PROBLEM STATEMENT ▸ Starting at the line with "Serialize everything readable", transcribe each line through the final one, both included, and add nothing.

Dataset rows

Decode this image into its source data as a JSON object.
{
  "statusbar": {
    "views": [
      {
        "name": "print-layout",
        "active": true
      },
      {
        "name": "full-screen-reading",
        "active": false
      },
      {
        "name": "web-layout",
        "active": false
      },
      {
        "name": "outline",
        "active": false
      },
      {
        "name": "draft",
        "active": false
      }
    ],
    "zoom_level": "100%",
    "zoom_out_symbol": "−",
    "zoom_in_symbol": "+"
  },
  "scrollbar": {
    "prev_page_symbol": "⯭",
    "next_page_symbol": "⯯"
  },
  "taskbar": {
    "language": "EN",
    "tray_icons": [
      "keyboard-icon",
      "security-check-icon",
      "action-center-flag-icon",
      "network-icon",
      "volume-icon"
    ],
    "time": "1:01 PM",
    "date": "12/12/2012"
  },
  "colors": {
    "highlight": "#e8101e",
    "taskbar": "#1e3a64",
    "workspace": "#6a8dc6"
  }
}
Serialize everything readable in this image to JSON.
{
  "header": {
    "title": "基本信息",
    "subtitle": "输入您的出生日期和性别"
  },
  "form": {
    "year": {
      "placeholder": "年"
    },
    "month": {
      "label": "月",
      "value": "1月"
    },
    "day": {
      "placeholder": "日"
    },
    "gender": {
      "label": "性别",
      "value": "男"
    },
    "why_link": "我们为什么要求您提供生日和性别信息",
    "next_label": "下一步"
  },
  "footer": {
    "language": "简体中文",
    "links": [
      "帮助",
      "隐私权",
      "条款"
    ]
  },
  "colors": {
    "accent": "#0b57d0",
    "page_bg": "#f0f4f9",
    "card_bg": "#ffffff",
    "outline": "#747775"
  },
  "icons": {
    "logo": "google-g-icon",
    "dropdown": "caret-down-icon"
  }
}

THE RESULT ▸
Serialize everything readable in this image to JSON.
{
  "header": {
    "title": "基本信息",
    "subtitle": "输入您的出生日期和性别"
  },
  "form": {
    "year": {
      "placeholder": "年"
    },
    "month": {
      "label": "月",
      "value": "1月"
    },
    "day": {
      "placeholder": "日"
    },
    "gender": {
      "label": "性别",
      "value": "男"
    },
    "why_link": "我们为什么要求您提供生日和性别信息",
    "next_label": "下一步"
  },
  "footer": {
    "language": "简体中文",
    "links": [
      "帮助",
      "隐私权",
      "条款"
    ]
  },
  "colors": {
    "accent": "#0b57d0",
    "page_bg": "#f0f4f9",
    "card_bg": "#ffffff",
    "outline": "#747775"
  },
  "icons": {
    "logo": "google-g-icon",
    "dropdown": "caret-down-icon"
  }
}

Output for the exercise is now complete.